━━━ EXERCISE MATERIAL ━━━
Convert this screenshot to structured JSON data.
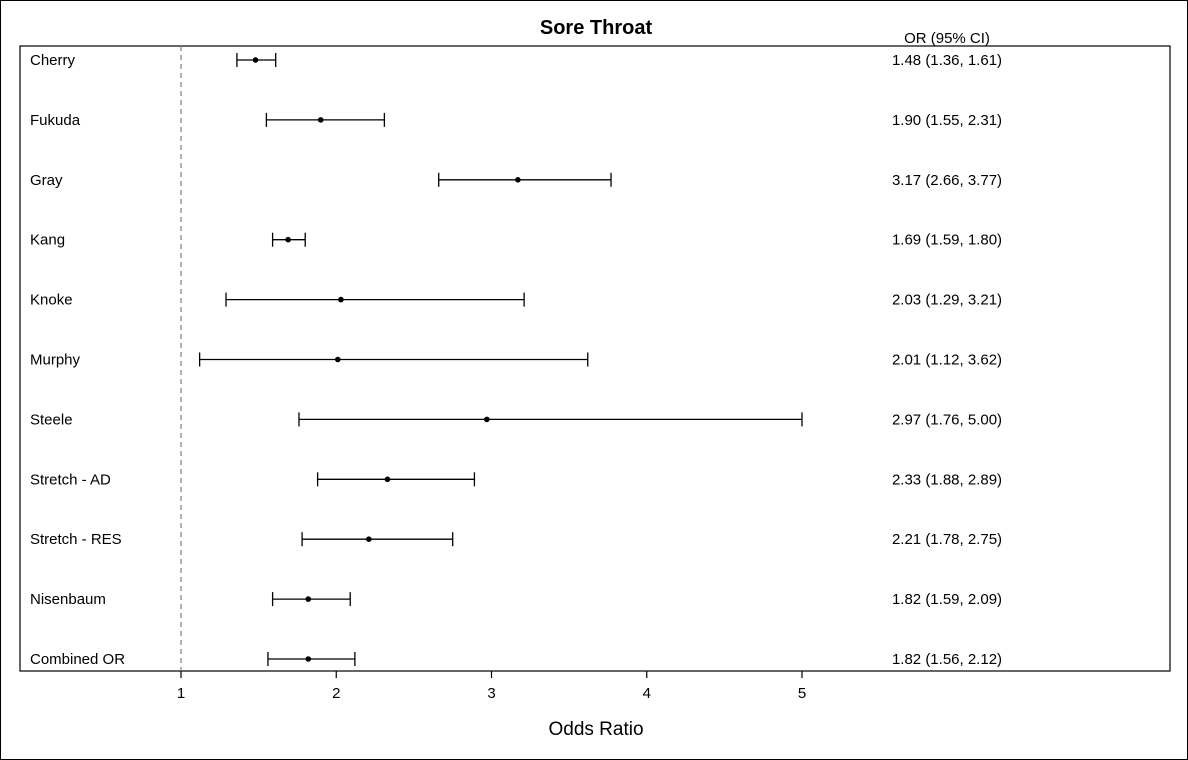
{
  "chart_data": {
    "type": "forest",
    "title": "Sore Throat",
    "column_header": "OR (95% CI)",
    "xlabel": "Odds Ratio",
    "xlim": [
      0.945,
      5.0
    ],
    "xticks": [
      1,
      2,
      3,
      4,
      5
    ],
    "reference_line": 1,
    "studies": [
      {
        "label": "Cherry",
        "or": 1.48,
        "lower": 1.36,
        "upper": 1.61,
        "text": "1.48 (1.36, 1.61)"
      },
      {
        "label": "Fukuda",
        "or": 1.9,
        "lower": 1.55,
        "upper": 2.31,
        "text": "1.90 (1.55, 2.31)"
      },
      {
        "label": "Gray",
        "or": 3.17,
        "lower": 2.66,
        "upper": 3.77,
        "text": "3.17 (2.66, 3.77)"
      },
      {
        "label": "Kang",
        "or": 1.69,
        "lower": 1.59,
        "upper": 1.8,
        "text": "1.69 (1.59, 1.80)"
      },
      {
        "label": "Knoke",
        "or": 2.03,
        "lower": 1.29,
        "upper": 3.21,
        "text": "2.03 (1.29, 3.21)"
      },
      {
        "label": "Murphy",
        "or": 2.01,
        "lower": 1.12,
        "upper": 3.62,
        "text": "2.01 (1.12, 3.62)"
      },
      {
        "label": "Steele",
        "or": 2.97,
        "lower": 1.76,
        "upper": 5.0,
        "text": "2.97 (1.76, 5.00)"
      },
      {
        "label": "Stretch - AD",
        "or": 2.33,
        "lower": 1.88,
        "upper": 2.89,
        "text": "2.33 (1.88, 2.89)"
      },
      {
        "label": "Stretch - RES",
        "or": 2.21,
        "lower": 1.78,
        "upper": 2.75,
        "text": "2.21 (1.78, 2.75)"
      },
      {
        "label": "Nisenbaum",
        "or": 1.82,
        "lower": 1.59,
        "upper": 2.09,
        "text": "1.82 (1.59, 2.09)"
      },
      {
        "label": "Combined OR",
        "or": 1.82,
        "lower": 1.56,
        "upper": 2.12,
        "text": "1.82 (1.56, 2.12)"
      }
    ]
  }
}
━━━
━━━ EXERCISE MATERIAL ━━━
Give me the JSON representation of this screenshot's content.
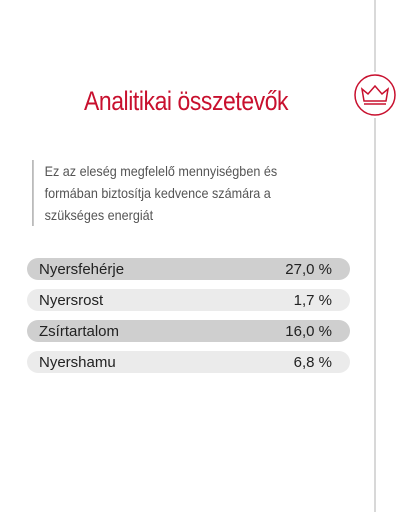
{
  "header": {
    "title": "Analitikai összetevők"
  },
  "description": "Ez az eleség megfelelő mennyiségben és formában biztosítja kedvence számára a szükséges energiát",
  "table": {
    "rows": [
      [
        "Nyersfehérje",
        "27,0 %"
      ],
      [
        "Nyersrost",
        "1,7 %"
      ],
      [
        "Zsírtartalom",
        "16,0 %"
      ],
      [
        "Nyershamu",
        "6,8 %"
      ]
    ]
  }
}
━━━
OBJECTIVE
Copy out all lines that carry the word "screenshot".

RESPONSE TO THIS EXERCISE
Convert this screenshot to structured JSON data.
Give me the JSON representation of this screenshot's content.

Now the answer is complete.